CHALLENGE 1:
Decide whether each statement agrees with the image synthesis highlights below. Answer yes or no for each, quoting the deciding words of the image synthesis highlights. (a) SPADE is one of the baselines for semantically multi-modal image synthesis. (b) The Semantic Pyramid paper is listed under arXiv number 2003.06222. (c) Imposing regularization priors on the reconstructed image tends to produce blurry reconstructions.
CHALLENGE 2:
According to the image synthesis highlights below, what problem does the Semantic Pyramid for Image Generation paper address?
CHALLENGE 3:
List every application given for semantically multi-modal image synthesis in the image synthesis highlights below.

DOCUMENT PASSAGE:
────────────────────
Image Synthesis: Highlights from CVPR 2020

20 minute read

Published:

遴选的CVPR2020会议上的与图像生成相关的论文。

Semantically Multi-modal Image Synthesis

Problem

Semantically multi-modal image synthesis (SMIS): generating multi-modal images at the semantic level.

Assumption in prior work

Previous work seeks to use multiple class-specific generators, constraining its usage in datasets with a small number of classes.

Gu et al.(CVPR 2019) focused on portrait editing. However, this type of methods soon face degradation in performance, a linear increase of training time and computational resource consumption under a growing number of classes. (really weak)

Insight

the key is to divide the latent code into a series of class-specific latent codes each of which controls only a specific semantic class generation.

Technical overview

Proof

  • Datasets: DeepFashion, cityscapes, ADE20k
  • Metrics: new mCSD and mOCD(based on LPIPS), FID, pixel accuracy, mIOU
  • Baselines: SPADE, BicycleGAN, DSCGAN, pix2pixHD

Impact

Applications: Semantically multi-modal image synthesis, Appearance mixture, Semantic manipulation, Style morphing

Semantic Pyramid for Image Generation

  • Author: Assaf Shocher, Yossi Gandelsman, Inbar Mosseri, Michal Yarom, Michal Irani, William T. Freeman, Tali Dekel
  • Arxiv: 2003.06221
  • Project site

Problem:

Controllable Image Synthesis

Assumption in prior work

The process of working in feature space typically involves the following stages: an image is fed to a pre-trained classification network; its feature responses from different layers are extracted, and optionally manipulated according to the application at hand. The manipulated features are then inverted back to an image by solving a reconstruction optimization problem. However, the problem of inverting deep features into a realistic image is challenging – there is no one-to-one mapping between the deep features and an image, especially when the features are taken from deep layers. This has been addressed so far mostly by imposing regularization priors on the reconstructed image, which often leads to blurry unrealistic reconstructions and limits the type of features that can be used.
────────────────────
PROVIDED DATA:

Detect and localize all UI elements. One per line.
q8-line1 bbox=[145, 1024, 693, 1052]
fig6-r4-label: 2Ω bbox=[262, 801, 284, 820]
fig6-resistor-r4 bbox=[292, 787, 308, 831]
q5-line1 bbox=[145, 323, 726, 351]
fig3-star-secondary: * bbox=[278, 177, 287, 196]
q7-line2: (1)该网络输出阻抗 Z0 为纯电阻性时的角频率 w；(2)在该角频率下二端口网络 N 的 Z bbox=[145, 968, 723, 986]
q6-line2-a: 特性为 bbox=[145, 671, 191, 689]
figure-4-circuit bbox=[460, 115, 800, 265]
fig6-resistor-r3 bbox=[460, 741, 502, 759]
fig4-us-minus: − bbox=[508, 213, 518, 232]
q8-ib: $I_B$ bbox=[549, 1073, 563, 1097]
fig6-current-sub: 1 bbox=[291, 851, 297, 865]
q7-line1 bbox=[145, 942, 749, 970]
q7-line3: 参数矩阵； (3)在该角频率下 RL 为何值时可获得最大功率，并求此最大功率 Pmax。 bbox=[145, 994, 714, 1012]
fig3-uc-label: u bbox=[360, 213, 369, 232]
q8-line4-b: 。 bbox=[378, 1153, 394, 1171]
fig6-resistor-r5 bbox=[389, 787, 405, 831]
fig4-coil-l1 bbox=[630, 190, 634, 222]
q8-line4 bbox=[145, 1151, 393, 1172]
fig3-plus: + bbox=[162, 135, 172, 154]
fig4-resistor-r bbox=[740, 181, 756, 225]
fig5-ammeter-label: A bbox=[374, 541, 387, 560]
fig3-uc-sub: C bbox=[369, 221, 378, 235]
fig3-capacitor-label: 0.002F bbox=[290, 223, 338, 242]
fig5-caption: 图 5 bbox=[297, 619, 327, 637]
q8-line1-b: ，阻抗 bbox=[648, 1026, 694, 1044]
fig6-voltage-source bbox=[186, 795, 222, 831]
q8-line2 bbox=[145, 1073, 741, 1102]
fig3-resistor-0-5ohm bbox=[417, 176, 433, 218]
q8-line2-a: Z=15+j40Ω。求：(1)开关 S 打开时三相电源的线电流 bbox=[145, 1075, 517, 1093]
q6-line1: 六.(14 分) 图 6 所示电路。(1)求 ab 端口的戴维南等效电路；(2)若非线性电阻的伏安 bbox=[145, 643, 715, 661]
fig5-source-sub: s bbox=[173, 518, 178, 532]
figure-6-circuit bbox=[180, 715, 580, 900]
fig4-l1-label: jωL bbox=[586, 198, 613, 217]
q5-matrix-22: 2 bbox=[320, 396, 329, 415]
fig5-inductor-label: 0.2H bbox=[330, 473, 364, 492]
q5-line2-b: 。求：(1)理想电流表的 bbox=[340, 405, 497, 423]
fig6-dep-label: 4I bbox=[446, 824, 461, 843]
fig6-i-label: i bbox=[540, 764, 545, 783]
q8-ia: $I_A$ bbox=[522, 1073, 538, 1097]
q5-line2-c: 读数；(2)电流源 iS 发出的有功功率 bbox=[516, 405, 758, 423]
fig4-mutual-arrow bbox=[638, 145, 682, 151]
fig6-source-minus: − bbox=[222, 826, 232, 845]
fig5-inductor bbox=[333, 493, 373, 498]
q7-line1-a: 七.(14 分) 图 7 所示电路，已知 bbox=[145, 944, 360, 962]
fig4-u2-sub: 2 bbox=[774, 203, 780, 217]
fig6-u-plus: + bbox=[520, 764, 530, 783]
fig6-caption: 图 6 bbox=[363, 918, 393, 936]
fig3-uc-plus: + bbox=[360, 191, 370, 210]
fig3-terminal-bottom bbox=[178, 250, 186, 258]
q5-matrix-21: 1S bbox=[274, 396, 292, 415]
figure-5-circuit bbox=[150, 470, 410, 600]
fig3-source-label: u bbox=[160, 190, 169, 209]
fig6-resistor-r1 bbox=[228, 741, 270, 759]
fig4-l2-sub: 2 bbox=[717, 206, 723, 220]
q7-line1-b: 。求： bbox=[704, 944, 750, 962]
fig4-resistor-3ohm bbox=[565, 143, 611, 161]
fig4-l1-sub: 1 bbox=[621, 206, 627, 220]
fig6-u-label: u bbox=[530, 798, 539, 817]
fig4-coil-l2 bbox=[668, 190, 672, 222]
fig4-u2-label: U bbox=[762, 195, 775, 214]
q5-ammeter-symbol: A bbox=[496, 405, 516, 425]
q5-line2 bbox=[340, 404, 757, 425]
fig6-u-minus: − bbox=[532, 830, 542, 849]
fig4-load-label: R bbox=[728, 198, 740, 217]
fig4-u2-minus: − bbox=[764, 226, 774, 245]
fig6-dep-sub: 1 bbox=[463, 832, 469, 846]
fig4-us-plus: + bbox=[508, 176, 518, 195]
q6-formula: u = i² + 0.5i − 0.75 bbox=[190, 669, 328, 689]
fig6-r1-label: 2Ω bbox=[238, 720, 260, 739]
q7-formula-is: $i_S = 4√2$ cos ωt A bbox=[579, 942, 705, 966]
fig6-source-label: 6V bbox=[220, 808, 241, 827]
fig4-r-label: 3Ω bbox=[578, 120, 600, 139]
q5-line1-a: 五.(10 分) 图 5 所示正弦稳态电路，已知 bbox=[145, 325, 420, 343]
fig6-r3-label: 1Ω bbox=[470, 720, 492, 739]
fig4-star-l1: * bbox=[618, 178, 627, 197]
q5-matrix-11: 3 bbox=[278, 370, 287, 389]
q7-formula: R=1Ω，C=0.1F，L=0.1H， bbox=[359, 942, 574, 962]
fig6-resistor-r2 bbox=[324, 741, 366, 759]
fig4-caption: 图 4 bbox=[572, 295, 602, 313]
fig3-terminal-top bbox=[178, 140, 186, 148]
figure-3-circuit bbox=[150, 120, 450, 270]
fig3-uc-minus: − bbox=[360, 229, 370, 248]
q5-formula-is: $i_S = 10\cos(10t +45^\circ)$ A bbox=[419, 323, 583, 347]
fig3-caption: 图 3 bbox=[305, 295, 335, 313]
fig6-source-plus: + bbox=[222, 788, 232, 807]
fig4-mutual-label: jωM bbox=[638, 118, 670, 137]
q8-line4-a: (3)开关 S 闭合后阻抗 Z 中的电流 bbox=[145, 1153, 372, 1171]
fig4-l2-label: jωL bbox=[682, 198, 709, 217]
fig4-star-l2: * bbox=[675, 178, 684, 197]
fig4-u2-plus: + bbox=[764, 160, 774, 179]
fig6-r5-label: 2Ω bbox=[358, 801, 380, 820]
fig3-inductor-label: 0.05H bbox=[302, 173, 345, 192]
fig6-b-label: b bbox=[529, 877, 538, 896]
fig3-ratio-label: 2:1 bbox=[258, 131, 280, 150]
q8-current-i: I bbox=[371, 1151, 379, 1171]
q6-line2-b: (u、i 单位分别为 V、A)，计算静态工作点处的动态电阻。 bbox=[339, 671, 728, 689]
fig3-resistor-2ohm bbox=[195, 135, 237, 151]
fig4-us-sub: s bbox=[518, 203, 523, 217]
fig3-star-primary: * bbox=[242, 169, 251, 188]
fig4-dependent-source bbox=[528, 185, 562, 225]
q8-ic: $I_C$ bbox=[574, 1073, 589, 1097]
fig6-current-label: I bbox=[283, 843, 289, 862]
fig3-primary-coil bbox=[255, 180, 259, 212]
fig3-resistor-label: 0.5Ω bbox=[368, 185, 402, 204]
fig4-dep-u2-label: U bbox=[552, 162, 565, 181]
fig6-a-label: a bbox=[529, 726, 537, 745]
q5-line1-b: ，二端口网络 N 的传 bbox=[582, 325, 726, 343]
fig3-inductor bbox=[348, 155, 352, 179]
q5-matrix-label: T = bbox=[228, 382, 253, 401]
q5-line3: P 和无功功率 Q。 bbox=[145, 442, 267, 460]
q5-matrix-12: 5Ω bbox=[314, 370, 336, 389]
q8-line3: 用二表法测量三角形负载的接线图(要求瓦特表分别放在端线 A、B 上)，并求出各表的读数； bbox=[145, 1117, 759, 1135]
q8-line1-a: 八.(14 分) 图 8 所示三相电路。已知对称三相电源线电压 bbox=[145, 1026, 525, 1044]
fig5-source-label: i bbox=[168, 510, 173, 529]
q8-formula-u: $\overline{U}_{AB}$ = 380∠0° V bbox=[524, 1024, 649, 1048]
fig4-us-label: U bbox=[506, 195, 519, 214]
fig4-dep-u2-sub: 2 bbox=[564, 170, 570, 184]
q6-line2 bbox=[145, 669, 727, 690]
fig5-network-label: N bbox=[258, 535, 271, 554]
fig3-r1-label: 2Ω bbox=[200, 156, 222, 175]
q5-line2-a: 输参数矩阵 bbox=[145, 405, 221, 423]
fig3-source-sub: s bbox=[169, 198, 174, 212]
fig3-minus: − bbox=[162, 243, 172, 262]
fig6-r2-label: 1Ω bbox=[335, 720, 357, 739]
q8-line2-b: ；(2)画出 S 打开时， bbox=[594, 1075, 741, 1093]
────────────────────
WRITTEN ANSWER 1:
(a) Yes: "Baselines: SPADE, BicycleGAN, DSCGAN, pix2pixHD"
(b) No: "Arxiv: 2003.06221"
(c) Yes: "which often leads to blurry unrealistic reconstructions"

WRITTEN ANSWER 2:
Controllable image synthesis.

WRITTEN ANSWER 3:
Semantically multi-modal image synthesis
Appearance mixture
Semantic manipulation
Style morphing